─── Extrait du document ───

Alors quelle est la différence avec un homme ou une femme adultère qui entretiens plusieurs relations en même temps ? J’y viens. La différence vient de la franchise et de l’absence de mensonge. La confiance, sur laquelle je me suis longuement attardé dans ma définition de l’Amour, est une constante immuable de toute relation polyamoureuse. Et aucun « vrai » polyamoureux n’entretiendra de relation avec quiconque sans avoir au préalable prévenu son, sa, ou ses partenaires.

Polyamour sous entends également la fin de la jalousie. La jalousie nait psychologiquement d’un sentiment d’insécurité et d’un complexe mineur (si l’Autre passe du temps avec autrui, il/elle trouvera forcément autrui mieux que moi et va me quitter) ou pire encore, d’un réflexe d’esclavage mental (tu es MA chose, tu m’APPARTIENS, tu ne dois vivre que pour moi et pas pour toi). Le polyamour abolit tout cela. Même si l’Autre entretient des relations avec autrui, la confiance entre l’Autre et soi est telle que et l’un et l’autre savent que cela ne remets pas en cause l’infinité de l’Amour qu’ils partagent.

─── Documents sources ───

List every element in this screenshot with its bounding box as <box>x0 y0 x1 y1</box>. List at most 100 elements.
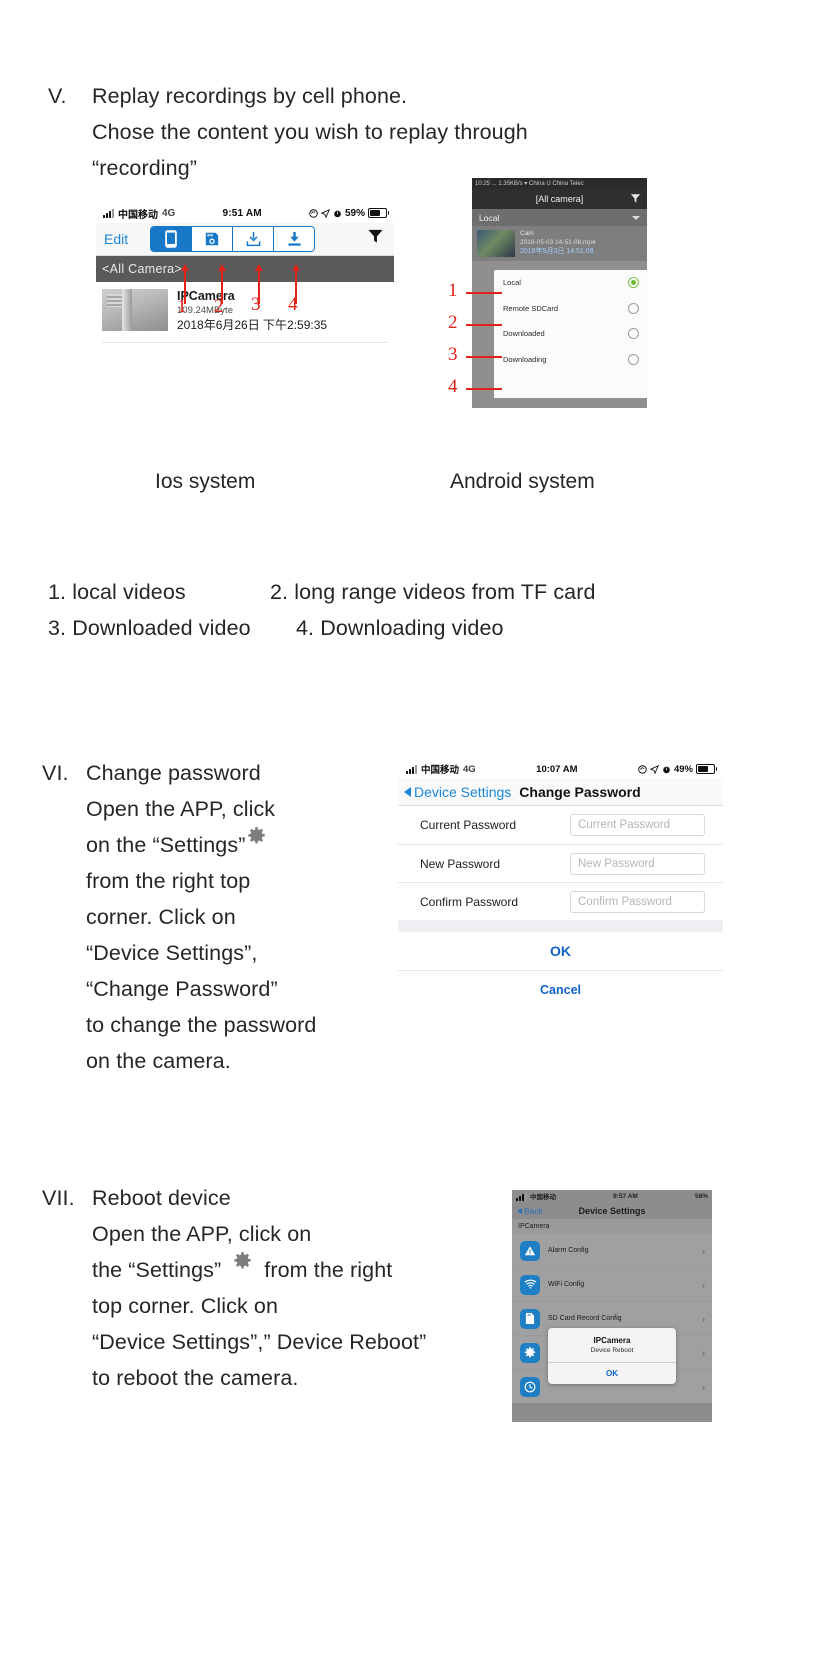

───

Consignes »
1 > D'après l'extrait sur le polyamour, d'où vient la différence entre un polyamoureux et une personne adultère ?
2 > Prolongez l'extrait sur le polyamour au-delà de sa dernière phrase.
La liste n'est pas nécessaire ici.

Réponses dans l'ordre »
1 > Elle vient de la franchise et de l'absence de mensonge.

2 >
Le polyamour, c’est un Amour sublimé, basé sur le partage, le dialogue, la non-jalousie, la non-dominance, et la liberté de l’un et de l’autre. We’re One, but we’re not the same, chante Bono… (oui je sais, j’ai déjà cité ça la dernière fois). Ce n’est pas de l’échangisme, car contraiement aux préjugés, le polyamour n’est pas basé sur le sexe. C’est un petit plus agréable, mais en aucun cas requis pour vivre une ou plusieurs histoires d’Amour. Je ne suis pas non plus d’accord avec ceux qui associent polyamour et peur de s’engager. Au contraire, c’est s’engager encore plus, plus fort, et plusieurs fois. C’est un sur-engagement. Ce n’est pas un libertinage, car je me considèrerais (NB : je me SUIS considéré, en fait, vu que j’ai subi… passons) comme trompé si l’une de mes relations polyamoureuses entretenait une relation -même purement physique- sans m’en avoir parlé. C’est aussi le respect. Je suis polyamoureux, mais je sais que tout le monde ne l’est pas. Et j’ai déjà choisi de rester « fidèle » à une personne non-poly avec qui je m’étais mis en couple, plus d’une fois. Et chaque fois ce sujet est longuement débattu dans le couple. Pour arriver à un consensus (je deviens « monogame » le temps du couple, ou l’autre devient poly, ou on finit par se séparer après avoir fait duré le status quo aussi longtemps que possible en cas de désaccord irrémédiable), ou pour se séparer bons amis.

Soyons tout de même francs avant de conclure. Le polyamour c’est sublime en théorie, mais en pratique c’est pas toujours facile. Parce que tout le monde n’est pas polyamoureux. Parce que même pour ceux qui le sont, et pour moi aussi, les réflexes du conditionnement monogamme permanent de notre éducation et des media est une geôle des plus étroites. Mais une révolution des moeurs se fait un coeur à la fois. J’espère que vous prendrez un peu de temps pour réfléchir à tout cela, que vous finissiez par être convaincus ou pas. Le plus dûr est d’essayer de considerer cela en étant VRAIMENT objectif, et sans idées reçues.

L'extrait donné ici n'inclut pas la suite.